◆ CHALLENGE: Copy out each line that mentions the word "Карты".
════════
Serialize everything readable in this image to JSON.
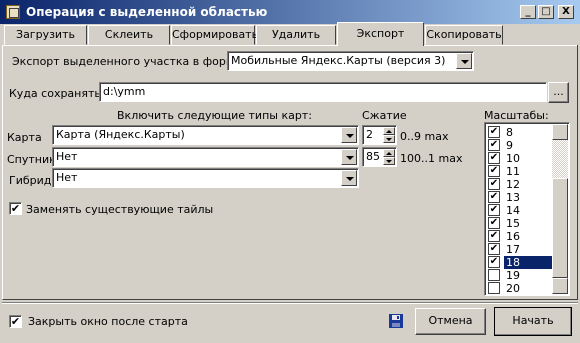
{
  "window": {
    "title": "Операция с выделенной областью",
    "buttons": {
      "minimize": "_",
      "maximize": "□",
      "close": "X"
    }
  },
  "tabs": [
    {
      "label": "Загрузить",
      "active": false
    },
    {
      "label": "Склеить",
      "active": false
    },
    {
      "label": "Сформировать",
      "active": false
    },
    {
      "label": "Удалить",
      "active": false
    },
    {
      "label": "Экспорт",
      "active": true
    },
    {
      "label": "Скопировать",
      "active": false
    }
  ],
  "export": {
    "format_label": "Экспорт выделенного участка в формат",
    "format_value": "Мобильные Яндекс.Карты (версия 3)",
    "path_label": "Куда сохранять:",
    "path_value": "d:\\ymm",
    "browse_label": "...",
    "include_header": "Включить следующие типы карт:",
    "compression_header": "Сжатие",
    "scales_header": "Масштабы:",
    "rows": [
      {
        "label": "Карта",
        "map": "Карта (Яндекс.Карты)",
        "compression": "2",
        "range": "0..9 max"
      },
      {
        "label": "Спутник",
        "map": "Нет",
        "compression": "85",
        "range": "100..1 max"
      },
      {
        "label": "Гибрид",
        "map": "Нет"
      }
    ],
    "replace_tiles_label": "Заменять существующие тайлы",
    "replace_tiles_checked": true,
    "scales": [
      {
        "value": "8",
        "checked": true,
        "selected": false
      },
      {
        "value": "9",
        "checked": true,
        "selected": false
      },
      {
        "value": "10",
        "checked": true,
        "selected": false
      },
      {
        "value": "11",
        "checked": true,
        "selected": false
      },
      {
        "value": "12",
        "checked": true,
        "selected": false
      },
      {
        "value": "13",
        "checked": true,
        "selected": false
      },
      {
        "value": "14",
        "checked": true,
        "selected": false
      },
      {
        "value": "15",
        "checked": true,
        "selected": false
      },
      {
        "value": "16",
        "checked": true,
        "selected": false
      },
      {
        "value": "17",
        "checked": true,
        "selected": false
      },
      {
        "value": "18",
        "checked": true,
        "selected": true
      },
      {
        "value": "19",
        "checked": false,
        "selected": false
      },
      {
        "value": "20",
        "checked": false,
        "selected": false
      }
    ]
  },
  "footer": {
    "close_after_start_label": "Закрыть окно после старта",
    "close_after_start_checked": true,
    "cancel_label": "Отмена",
    "start_label": "Начать"
  },
  "colors": {
    "titlebar_start": "#0a246a",
    "titlebar_end": "#a6caf0",
    "selection": "#0a246a",
    "face": "#d4d0c8",
    "save_icon": "#1a3a9a"
  },
  "icons": {
    "save": "floppy-disk-icon",
    "check": "✔"
  }
}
════════
◆ WRITTEN SOLUTION:
    "format_value": "Мобильные Яндекс.Карты (версия 3)",
        "map": "Карта (Яндекс.Карты)",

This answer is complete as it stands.